Problem statement: Give only a count of the lines that include the string "在策划方案中".

Data lines:
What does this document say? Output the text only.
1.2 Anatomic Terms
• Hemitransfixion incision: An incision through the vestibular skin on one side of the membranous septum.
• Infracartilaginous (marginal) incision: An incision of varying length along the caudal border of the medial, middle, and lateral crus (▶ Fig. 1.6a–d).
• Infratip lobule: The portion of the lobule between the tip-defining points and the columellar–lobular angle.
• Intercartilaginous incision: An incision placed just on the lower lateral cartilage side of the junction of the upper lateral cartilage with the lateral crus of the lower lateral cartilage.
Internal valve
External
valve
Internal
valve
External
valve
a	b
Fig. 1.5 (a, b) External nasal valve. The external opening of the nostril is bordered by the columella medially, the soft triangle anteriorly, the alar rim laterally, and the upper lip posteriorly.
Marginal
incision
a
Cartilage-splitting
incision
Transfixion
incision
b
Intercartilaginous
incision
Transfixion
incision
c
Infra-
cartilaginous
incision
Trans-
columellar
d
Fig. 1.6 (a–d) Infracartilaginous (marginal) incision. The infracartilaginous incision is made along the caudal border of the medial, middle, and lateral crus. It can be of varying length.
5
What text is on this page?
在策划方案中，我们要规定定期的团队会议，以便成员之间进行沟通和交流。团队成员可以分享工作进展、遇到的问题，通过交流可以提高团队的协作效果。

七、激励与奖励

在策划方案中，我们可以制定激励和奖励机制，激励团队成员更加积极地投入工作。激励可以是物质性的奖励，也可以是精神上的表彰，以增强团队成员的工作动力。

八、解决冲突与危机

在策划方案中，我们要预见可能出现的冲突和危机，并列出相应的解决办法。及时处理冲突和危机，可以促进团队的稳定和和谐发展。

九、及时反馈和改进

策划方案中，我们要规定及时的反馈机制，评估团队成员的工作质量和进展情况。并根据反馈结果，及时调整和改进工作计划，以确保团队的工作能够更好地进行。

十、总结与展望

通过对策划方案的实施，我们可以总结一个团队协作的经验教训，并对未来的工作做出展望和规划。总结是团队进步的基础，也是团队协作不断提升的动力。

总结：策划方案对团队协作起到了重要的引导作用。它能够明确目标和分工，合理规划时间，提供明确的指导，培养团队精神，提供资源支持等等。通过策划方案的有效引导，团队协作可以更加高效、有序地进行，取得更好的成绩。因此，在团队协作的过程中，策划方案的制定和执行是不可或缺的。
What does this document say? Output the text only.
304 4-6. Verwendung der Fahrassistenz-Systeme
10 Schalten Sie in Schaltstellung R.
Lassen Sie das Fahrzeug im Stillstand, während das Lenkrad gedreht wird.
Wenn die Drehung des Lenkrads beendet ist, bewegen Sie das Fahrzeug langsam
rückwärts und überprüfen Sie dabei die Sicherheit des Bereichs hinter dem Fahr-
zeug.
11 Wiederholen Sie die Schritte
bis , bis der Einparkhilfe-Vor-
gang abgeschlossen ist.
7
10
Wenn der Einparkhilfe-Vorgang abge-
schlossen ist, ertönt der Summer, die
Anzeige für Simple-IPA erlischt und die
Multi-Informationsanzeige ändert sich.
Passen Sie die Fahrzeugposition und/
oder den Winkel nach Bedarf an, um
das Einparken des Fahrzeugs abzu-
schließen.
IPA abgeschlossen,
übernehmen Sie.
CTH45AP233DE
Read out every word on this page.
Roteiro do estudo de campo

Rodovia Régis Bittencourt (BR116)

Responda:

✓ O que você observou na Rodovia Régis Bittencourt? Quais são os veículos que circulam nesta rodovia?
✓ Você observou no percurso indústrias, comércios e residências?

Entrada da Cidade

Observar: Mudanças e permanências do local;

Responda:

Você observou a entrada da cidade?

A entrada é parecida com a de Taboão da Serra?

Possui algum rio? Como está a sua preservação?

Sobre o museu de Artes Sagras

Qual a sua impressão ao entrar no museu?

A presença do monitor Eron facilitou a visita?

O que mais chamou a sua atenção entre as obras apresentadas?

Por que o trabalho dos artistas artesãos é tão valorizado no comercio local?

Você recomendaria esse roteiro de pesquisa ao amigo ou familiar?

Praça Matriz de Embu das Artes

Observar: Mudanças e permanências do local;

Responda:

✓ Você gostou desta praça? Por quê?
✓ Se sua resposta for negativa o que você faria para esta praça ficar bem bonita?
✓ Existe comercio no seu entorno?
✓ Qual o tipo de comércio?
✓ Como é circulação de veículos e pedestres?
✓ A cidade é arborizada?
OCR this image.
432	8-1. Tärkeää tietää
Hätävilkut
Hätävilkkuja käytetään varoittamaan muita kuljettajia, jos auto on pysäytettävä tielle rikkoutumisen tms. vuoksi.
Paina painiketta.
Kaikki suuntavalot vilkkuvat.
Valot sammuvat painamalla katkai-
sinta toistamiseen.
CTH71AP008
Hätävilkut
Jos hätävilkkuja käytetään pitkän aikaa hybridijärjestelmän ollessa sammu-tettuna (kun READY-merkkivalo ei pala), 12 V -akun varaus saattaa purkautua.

Task output: 3